Records from a data source:
◇ ◇ ◇ ◇ ◇

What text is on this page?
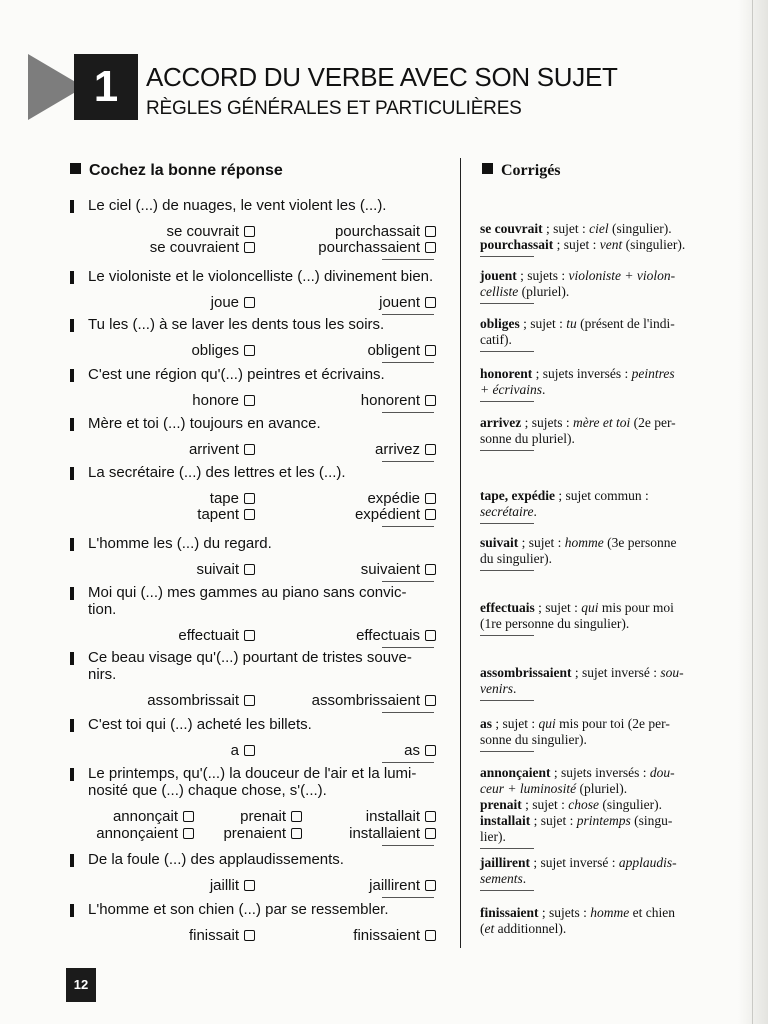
1	ACCORD DU VERBE AVEC SON SUJET
RÈGLES GÉNÉRALES ET PARTICULIÈRES
Cochez la bonne réponse	Corrigés
Le ciel (...) de nuages, le vent violent les (...).
se couvrait	pourchassait
se couvraient	pourchassaient
Le violoniste et le violoncelliste (...) divinement bien.
joue	jouent
Tu les (...) à se laver les dents tous les soirs.
obliges	obligent
C'est une région qu'(...) peintres et écrivains.
honore	honorent
Mère et toi (...) toujours en avance.
arrivent	arrivez
La secrétaire (...) des lettres et les (...).
tape	expédie
tapent	expédient
L'homme les (...) du regard.
suivait	suivaient
Moi qui (...) mes gammes au piano sans convic-
tion.
effectuait	effectuais
Ce beau visage qu'(...) pourtant de tristes souve-
nirs.
assombrissait	assombrissaient
C'est toi qui (...) acheté les billets.
a	as
Le printemps, qu'(...) la douceur de l'air et la lumi-
nosité que (...) chaque chose, s'(...).
annonçait	prenait	installait
annonçaient	prenaient	installaient
De la foule (...) des applaudissements.
jaillit	jaillirent
L'homme et son chien (...) par se ressembler.
finissait	finissaient
se couvrait ; sujet : ciel (singulier).
pourchassait ; sujet : vent (singulier).
jouent ; sujets : violoniste + violon-
celliste (pluriel).
obliges ; sujet : tu (présent de l'indi-
catif).
honorent ; sujets inversés : peintres
+ écrivains.
arrivez ; sujets : mère et toi (2e per-
sonne du pluriel).
tape, expédie ; sujet commun :
secrétaire.
suivait ; sujet : homme (3e personne
du singulier).
effectuais ; sujet : qui mis pour moi
(1re personne du singulier).
assombrissaient ; sujet inversé : sou-
venirs.
as ; sujet : qui mis pour toi (2e per-
sonne du singulier).
annonçaient ; sujets inversés : dou-
ceur + luminosité (pluriel).
prenait ; sujet : chose (singulier).
installait ; sujet : printemps (singu-
lier).
jaillirent ; sujet inversé : applaudis-
sements.
finissaient ; sujets : homme et chien
(et additionnel).
12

◇ ◇ ◇ ◇ ◇

Given instruction: Copy every record above exactly, leaving out any pictures.

Output:
What text is on this page?
1	ACCORD DU VERBE AVEC SON SUJET
RÈGLES GÉNÉRALES ET PARTICULIÈRES
Cochez la bonne réponse	Corrigés
Le ciel (...) de nuages, le vent violent les (...).
se couvrait	pourchassait
se couvraient	pourchassaient
Le violoniste et le violoncelliste (...) divinement bien.
joue	jouent
Tu les (...) à se laver les dents tous les soirs.
obliges	obligent
C'est une région qu'(...) peintres et écrivains.
honore	honorent
Mère et toi (...) toujours en avance.
arrivent	arrivez
La secrétaire (...) des lettres et les (...).
tape	expédie
tapent	expédient
L'homme les (...) du regard.
suivait	suivaient
Moi qui (...) mes gammes au piano sans convic-
tion.
effectuait	effectuais
Ce beau visage qu'(...) pourtant de tristes souve-
nirs.
assombrissait	assombrissaient
C'est toi qui (...) acheté les billets.
a	as
Le printemps, qu'(...) la douceur de l'air et la lumi-
nosité que (...) chaque chose, s'(...).
annonçait	prenait	installait
annonçaient	prenaient	installaient
De la foule (...) des applaudissements.
jaillit	jaillirent
L'homme et son chien (...) par se ressembler.
finissait	finissaient
se couvrait ; sujet : ciel (singulier).
pourchassait ; sujet : vent (singulier).
jouent ; sujets : violoniste + violon-
celliste (pluriel).
obliges ; sujet : tu (présent de l'indi-
catif).
honorent ; sujets inversés : peintres
+ écrivains.
arrivez ; sujets : mère et toi (2e per-
sonne du pluriel).
tape, expédie ; sujet commun :
secrétaire.
suivait ; sujet : homme (3e personne
du singulier).
effectuais ; sujet : qui mis pour moi
(1re personne du singulier).
assombrissaient ; sujet inversé : sou-
venirs.
as ; sujet : qui mis pour toi (2e per-
sonne du singulier).
annonçaient ; sujets inversés : dou-
ceur + luminosité (pluriel).
prenait ; sujet : chose (singulier).
installait ; sujet : printemps (singu-
lier).
jaillirent ; sujet inversé : applaudis-
sements.
finissaient ; sujets : homme et chien
(et additionnel).
12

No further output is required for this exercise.